• _What this task involves_: Reproduce the records below in full and word for word, excluding pictures.

(Dataset records)
____
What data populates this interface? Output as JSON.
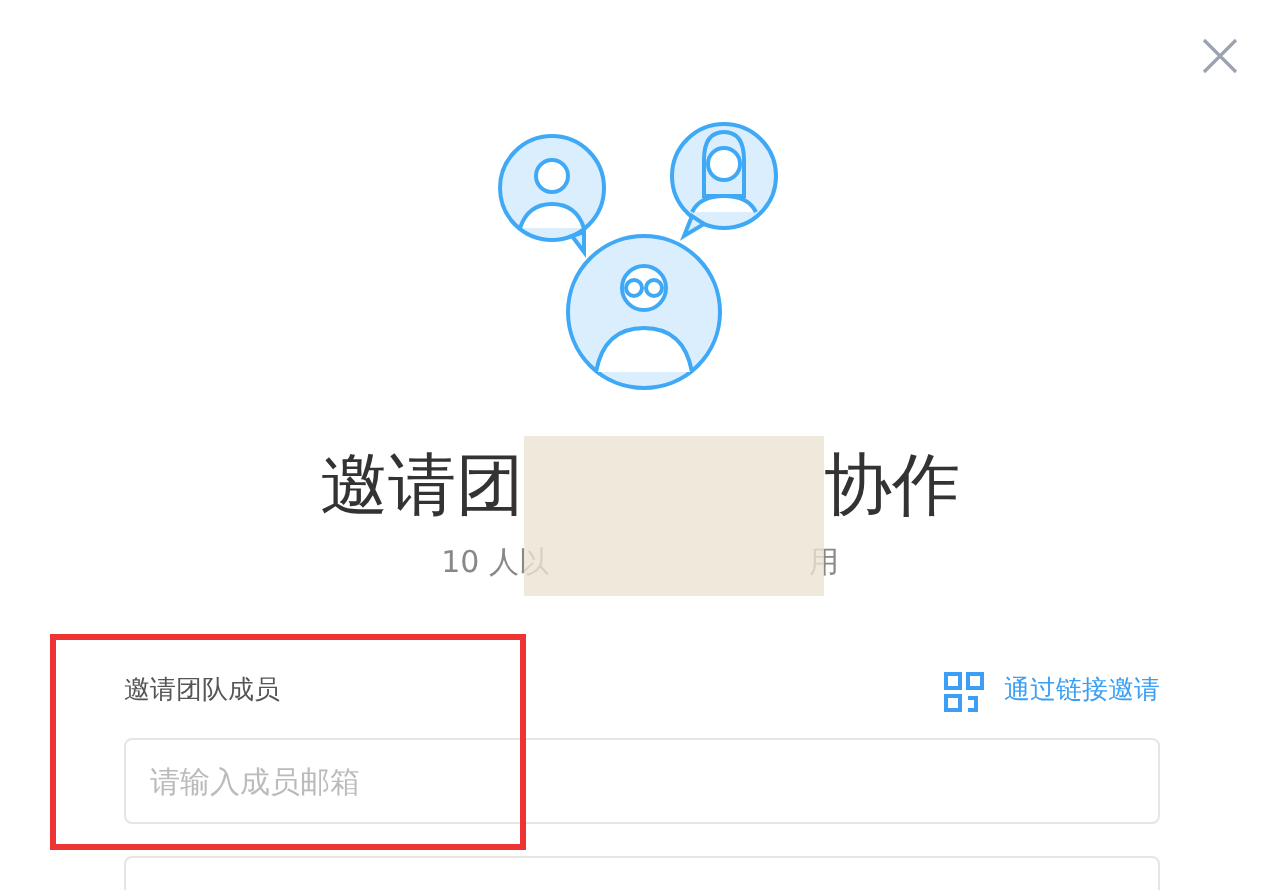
{
  "dialog": {
    "title_parts": [
      "邀请团",
      "协作"
    ],
    "subtitle_parts": [
      "10 人以",
      "用"
    ],
    "invite_label": "邀请团队成员",
    "link_invite": "通过链接邀请",
    "email_field": {
      "placeholder": "请输入成员邮箱"
    }
  }
}
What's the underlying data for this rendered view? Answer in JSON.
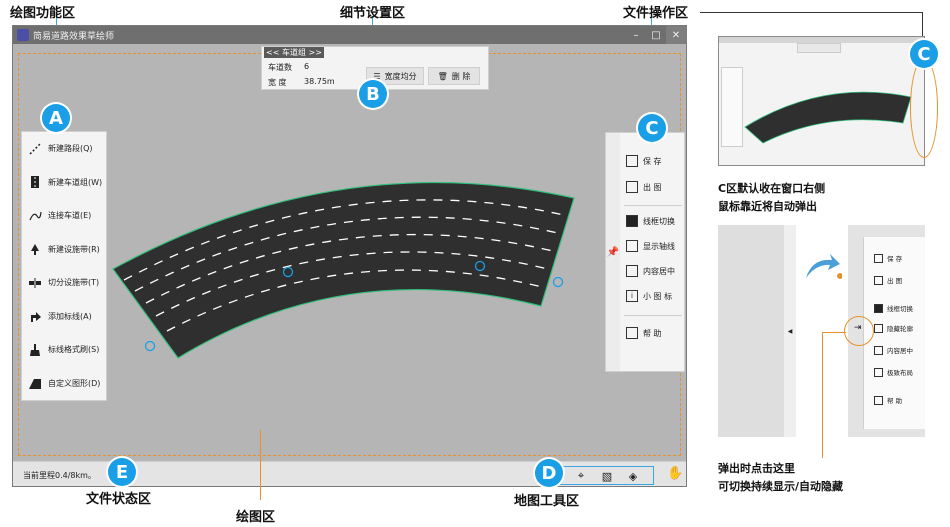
{
  "annotations": {
    "drawing_function_area": "绘图功能区",
    "detail_settings_area": "细节设置区",
    "file_operation_area": "文件操作区",
    "file_status_area": "文件状态区",
    "drawing_area": "绘图区",
    "map_tools_area": "地图工具区",
    "badges": [
      "A",
      "B",
      "C",
      "D",
      "E"
    ]
  },
  "window": {
    "title": "简易道路效果草绘师",
    "controls": [
      "–",
      "□",
      "✕"
    ]
  },
  "left_panel": {
    "items": [
      {
        "label": "新建路段(Q)",
        "icon": "road-segment-icon"
      },
      {
        "label": "新建车道组(W)",
        "icon": "lane-group-icon"
      },
      {
        "label": "连接车道(E)",
        "icon": "connect-lane-icon"
      },
      {
        "label": "新建设施带(R)",
        "icon": "facility-belt-icon"
      },
      {
        "label": "切分设施带(T)",
        "icon": "split-belt-icon"
      },
      {
        "label": "添加标线(A)",
        "icon": "add-marking-icon"
      },
      {
        "label": "标线格式刷(S)",
        "icon": "format-brush-icon"
      },
      {
        "label": "自定义图形(D)",
        "icon": "custom-shape-icon"
      }
    ]
  },
  "detail_panel": {
    "header": "<< 车道组 >>",
    "lane_count_label": "车道数",
    "lane_count_value": "6",
    "width_label": "宽 度",
    "width_value": "38.75m",
    "equal_width_button": "宽度均分",
    "delete_button": "删 除"
  },
  "file_panel": {
    "items": [
      {
        "label": "保 存",
        "icon": "save-icon"
      },
      {
        "label": "出 图",
        "icon": "export-image-icon"
      },
      {
        "label": "线框切换",
        "icon": "wireframe-icon"
      },
      {
        "label": "显示轴线",
        "icon": "axis-icon"
      },
      {
        "label": "内容居中",
        "icon": "center-icon"
      },
      {
        "label": "小 图 标",
        "icon": "small-icon-icon"
      },
      {
        "label": "帮 助",
        "icon": "help-icon"
      }
    ],
    "pin_icon": "pin-icon"
  },
  "status": {
    "mileage": "当前里程0.4/8km。"
  },
  "map_tools": [
    "location-pin-icon",
    "texture-icon",
    "layers-icon",
    "hand-icon"
  ],
  "side_note": {
    "caption_1": "C区默认收在窗口右侧",
    "caption_2": "鼠标靠近将自动弹出",
    "caption_3": "弹出时点击这里",
    "caption_4": "可切换持续显示/自动隐藏",
    "demo_items": [
      {
        "label": "保 存"
      },
      {
        "label": "出 图"
      },
      {
        "label": "线框切换"
      },
      {
        "label": "隐藏轮廓"
      },
      {
        "label": "内容居中"
      },
      {
        "label": "极致布局"
      },
      {
        "label": "帮 助"
      }
    ]
  },
  "colors": {
    "road": "#2f2f2f",
    "road_edge": "#2fbf7a",
    "lane_dash": "#ffffff",
    "callout_orange": "#e8912b",
    "badge_blue": "#1a9fe6",
    "canvas_bg": "#b5b5b5"
  }
}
____
• _Response to this exercise_:
What data populates this interface? Output as JSON.
{
  "dialog": {
    "title_parts": [
      "邀请团",
      "协作"
    ],
    "subtitle_parts": [
      "10 人以",
      "用"
    ],
    "invite_label": "邀请团队成员",
    "link_invite": "通过链接邀请",
    "email_field": {
      "placeholder": "请输入成员邮箱"
    }
  }
}
What's the underlying data for this rendered view? Answer in JSON.
{
  "annotations": {
    "drawing_function_area": "绘图功能区",
    "detail_settings_area": "细节设置区",
    "file_operation_area": "文件操作区",
    "file_status_area": "文件状态区",
    "drawing_area": "绘图区",
    "map_tools_area": "地图工具区",
    "badges": [
      "A",
      "B",
      "C",
      "D",
      "E"
    ]
  },
  "window": {
    "title": "简易道路效果草绘师",
    "controls": [
      "–",
      "□",
      "✕"
    ]
  },
  "left_panel": {
    "items": [
      {
        "label": "新建路段(Q)",
        "icon": "road-segment-icon"
      },
      {
        "label": "新建车道组(W)",
        "icon": "lane-group-icon"
      },
      {
        "label": "连接车道(E)",
        "icon": "connect-lane-icon"
      },
      {
        "label": "新建设施带(R)",
        "icon": "facility-belt-icon"
      },
      {
        "label": "切分设施带(T)",
        "icon": "split-belt-icon"
      },
      {
        "label": "添加标线(A)",
        "icon": "add-marking-icon"
      },
      {
        "label": "标线格式刷(S)",
        "icon": "format-brush-icon"
      },
      {
        "label": "自定义图形(D)",
        "icon": "custom-shape-icon"
      }
    ]
  },
  "detail_panel": {
    "header": "<< 车道组 >>",
    "lane_count_label": "车道数",
    "lane_count_value": "6",
    "width_label": "宽 度",
    "width_value": "38.75m",
    "equal_width_button": "宽度均分",
    "delete_button": "删 除"
  },
  "file_panel": {
    "items": [
      {
        "label": "保 存",
        "icon": "save-icon"
      },
      {
        "label": "出 图",
        "icon": "export-image-icon"
      },
      {
        "label": "线框切换",
        "icon": "wireframe-icon"
      },
      {
        "label": "显示轴线",
        "icon": "axis-icon"
      },
      {
        "label": "内容居中",
        "icon": "center-icon"
      },
      {
        "label": "小 图 标",
        "icon": "small-icon-icon"
      },
      {
        "label": "帮 助",
        "icon": "help-icon"
      }
    ],
    "pin_icon": "pin-icon"
  },
  "status": {
    "mileage": "当前里程0.4/8km。"
  },
  "map_tools": [
    "location-pin-icon",
    "texture-icon",
    "layers-icon",
    "hand-icon"
  ],
  "side_note": {
    "caption_1": "C区默认收在窗口右侧",
    "caption_2": "鼠标靠近将自动弹出",
    "caption_3": "弹出时点击这里",
    "caption_4": "可切换持续显示/自动隐藏",
    "demo_items": [
      {
        "label": "保 存"
      },
      {
        "label": "出 图"
      },
      {
        "label": "线框切换"
      },
      {
        "label": "隐藏轮廓"
      },
      {
        "label": "内容居中"
      },
      {
        "label": "极致布局"
      },
      {
        "label": "帮 助"
      }
    ]
  },
  "colors": {
    "road": "#2f2f2f",
    "road_edge": "#2fbf7a",
    "lane_dash": "#ffffff",
    "callout_orange": "#e8912b",
    "badge_blue": "#1a9fe6",
    "canvas_bg": "#b5b5b5"
  }
}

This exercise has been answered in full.